Locate each line containing the string "animal" and copy it out.

Data entries
......

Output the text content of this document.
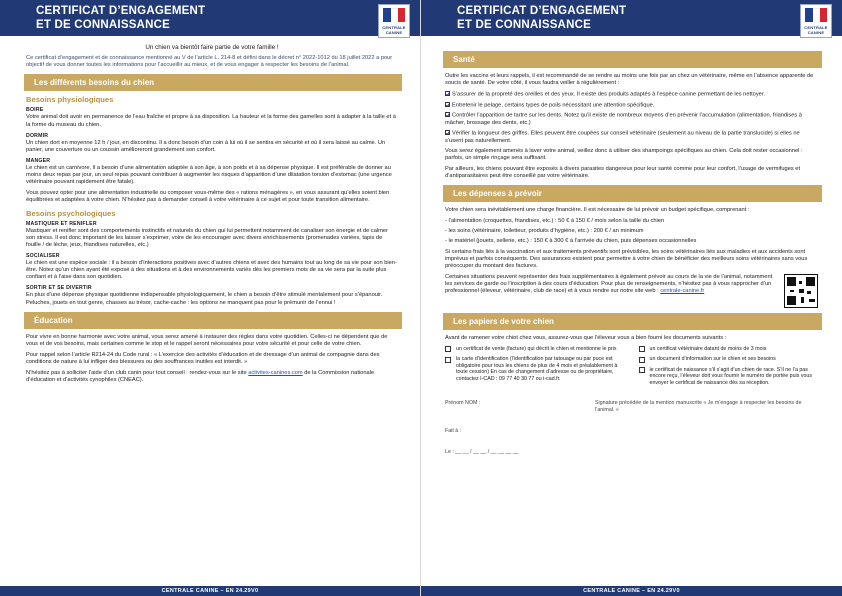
CERTIFICAT D’ENGAGEMENT
ET DE CONNAISSANCE	CENTRALE
CANINE
Un chien va bientôt faire partie de votre famille !

Ce certificat d’engagement et de connaissance mentionné au V de l’article L. 214-8 et défini dans le décret n° 2022-1012 du 18 juillet 2022 a pour objectif de vous donner toutes les informations pour l’accueillir au mieux, et de vous engager à respecter les besoins de l’animal.

Les différents besoins du chien
Besoins physiologiques
BOIRE

Votre animal doit avoir en permanence de l’eau fraîche et propre à sa disposition. La hauteur et la forme des gamelles sont à adapter à la taille et à la forme du museau du chien.

DORMIR

Un chien dort en moyenne 12 h / jour, en discontinu. Il a donc besoin d’un coin à lui où il se sentira en sécurité et où il sera laissé au calme. Un panier, une couverture ou un coussin amélioreront grandement son confort.

MANGER

Le chien est un carnivore, il a besoin d’une alimentation adaptée à son âge, à son poids et à sa dépense physique. Il est préférable de donner au moins deux repas par jour, un seul repas pouvant contribuer à augmenter les risques d’apparition d’une dilatation torsion d’estomac (une urgence vétérinaire pouvant rapidement être fatale).

Vous pouvez opter pour une alimentation industrielle ou composer vous-même des « rations ménagères », en vous assurant qu’elles soient bien équilibrées et adaptées à votre chien. N’hésitez pas à demander conseil à votre vétérinaire à ce sujet et pour toute transition alimentaire.

Besoins psychologiques
MASTIQUER ET RENIFLER

Mastiquer et renifler sont des comportements instinctifs et naturels du chien qui lui permettent notamment de canaliser son énergie et de calmer son stress. Il est donc important de les laisser s’exprimer, voire de les encourager avec divers enrichissements (promenades variées, tapis de fouille / de léche, jeux, friandises naturelles, etc.)

SOCIALISER

Le chien est une espèce sociale : il a besoin d’interactions positives avec d’autres chiens et avec des humains tout au long de sa vie pour son bien-être. Notez qu’un chien ayant été exposé à des situations et à des environnements variés dès les premiers mois de sa vie sera par la suite plus confiant et à l’aise dans son quotidien.

SORTIR ET SE DIVERTIR

En plus d’une dépense physique quotidienne indispensable physiologiquement, le chien a besoin d’être stimulé mentalement pour s’épanouir. Peluches, jouets en tout genre, chasses au trésor, cache-cache : les options ne manquent pas pour le prémunir de l’ennui !

Éducation

Pour vivre en bonne harmonie avec votre animal, vous serez amené à instaurer des règles dans votre quotidien. Celles-ci ne dépendent que de vous et de vos besoins, mais certaines comme le stop et le rappel seront nécessaires pour votre sécurité et pour celle de votre chien.

Pour rappel selon l’article R214-24 du Code rural : « L’exercice des activités d’éducation et de dressage d’un animal de compagnie dans des conditions de nature à lui infliger des blessures ou des souffrances inutiles est interdit. »

N’hésitez pas à solliciter l’aide d’un club canin pour tout conseil : rendez-vous sur le site activites-canines.com de la Commission nationale d’éducation et d’activités cynophiles (CNEAC).

CENTRALE CANINE – EN 24.29V0
CERTIFICAT D’ENGAGEMENT
ET DE CONNAISSANCE	CENTRALE
CANINE
Santé

Outre les vaccins et leurs rappels, il est recommandé de se rendre au moins une fois par an chez un vétérinaire, même en l’absence apparente de soucis de santé. De votre côté, il vous faudra veiller à régulièrement :

S’assurer de la propreté des oreilles et des yeux. Il existe des produits adaptés à l’espèce canine permettant de les nettoyer.
Entretenir le pelage, certains types de poils nécessitant une attention spécifique.
Contrôler l’apparition de tartre sur les dents. Notez qu’il existe de nombreux moyens d’en prévenir l’accumulation (alimentation, friandises à mâcher, brossage des dents, etc.)
Vérifier la longueur des griffes. Elles peuvent être coupées sur conseil vétérinaire (seulement au niveau de la partie translucide) si elles ne s’usent pas naturellement.

Vous serez également amenés à laver votre animal, veillez donc à utiliser des shampoings spécifiques au chien. Cela doit rester occasionnel : parfois, un simple rinçage sera suffisant.

Par ailleurs, les chiens pouvant être exposés à divers parasites dangereux pour leur santé comme pour leur confort, l’usage de vermifuges et d’antiparasitaires peut être conseillé par votre vétérinaire.

Les dépenses à prévoir

Votre chien sera inévitablement une charge financière. Il est nécessaire de lui prévoir un budget spécifique, comprenant :

- l’alimentation (croquettes, friandises, etc.) : 50 € à 150 € / mois selon la taille du chien
- les soins (vétérinaire, toiletteur, produits d’hygiène, etc.) : 200 € / an minimum
- le matériel (jouets, sellerie, etc.) : 150 € à 300 € à l’arrivée du chien, puis dépenses occasionnelles

Si certains frais liés à la vaccination et aux traitements préventifs sont prévisibles, les soins vétérinaires liés aux maladies et aux accidents sont imprévus et parfois conséquents. Des assurances existent pour permettre à votre chien de bénéficier des meilleurs soins vétérinaires sans vous préoccuper du montant des factures.

Certaines situations peuvent représenter des frais supplémentaires à également prévoir au cours de la vie de l’animal, notamment les services de garde ou l’inscription à des cours d’éducation. Pour plus de renseignements, n’hésitez pas à vous rapprocher d’un professionnel (éleveur, vétérinaire, club de race) et à vous rendre sur notre site web : centrale-canine.fr

Les papiers de votre chien

Avant de ramener votre chiot chez vous, assurez-vous que l’éleveur vous a bien fourni les documents suivants :

un certificat de vente (facture) qui décrit le chien et mentionne le prix
la carte d’identification (l’identification par tatouage ou par puce est obligatoire pour tous les chiens de plus de 4 mois et préalablement à toute cession) En cas de changement d’adresse ou de propriétaire, contactez I-CAD : 09 77 40 30 77 ou i-cad.fr.
un certificat vétérinaire datant de moins de 3 mois
un document d’information sur le chien et ses besoins
le certificat de naissance s’il s’agit d’un chien de race. S’il ne l’a pas encore reçu, l’éleveur doit vous fournir le numéro de portée puis vous envoyer le certificat de naissance dès sa réception.
Prénom NOM :	Signature précédée de la mention manuscrite « Je m’engage à respecter les besoins de l’animal. »
Fait à :
Le : __ __ / __ __ / __ __ __ __
CENTRALE CANINE – EN 24.29V0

......

WRITTEN SOLUTION
Ce certificat d’engagement et de connaissance mentionné au V de l’article L. 214-8 et défini dans le décret n° 2022-1012 du 18 juillet 2022 a pour objectif de vous donner toutes les informations pour l’accueillir au mieux, et de vous engager à respecter les besoins de l’animal.
Votre animal doit avoir en permanence de l’eau fraîche et propre à sa disposition. La hauteur et la forme des gamelles sont à adapter à la taille et à la forme du museau du chien.
Pour vivre en bonne harmonie avec votre animal, vous serez amené à instaurer des règles dans votre quotidien. Celles-ci ne dépendent que de vous et de vos besoins, mais certaines comme le stop et le rappel seront nécessaires pour votre sécurité et pour celle de votre chien.
Pour rappel selon l’article R214-24 du Code rural : « L’exercice des activités d’éducation et de dressage d’un animal de compagnie dans des conditions de nature à lui infliger des blessures ou des souffrances inutiles est interdit. »
Vous serez également amenés à laver votre animal, veillez donc à utiliser des shampoings spécifiques au chien. Cela doit rester occasionnel : parfois, un simple rinçage sera suffisant.
Certaines situations peuvent représenter des frais supplémentaires à également prévoir au cours de la vie de l’animal, notamment les services de garde ou l’inscription à des cours d’éducation. Pour plus de renseignements, n’hésitez pas à vous rapprocher d’un professionnel (éleveur, vétérinaire, club de race) et à vous rendre sur notre site web : centrale-canine.fr
Prénom NOM :	Signature précédée de la mention manuscrite « Je m’engage à respecter les besoins de l’animal. »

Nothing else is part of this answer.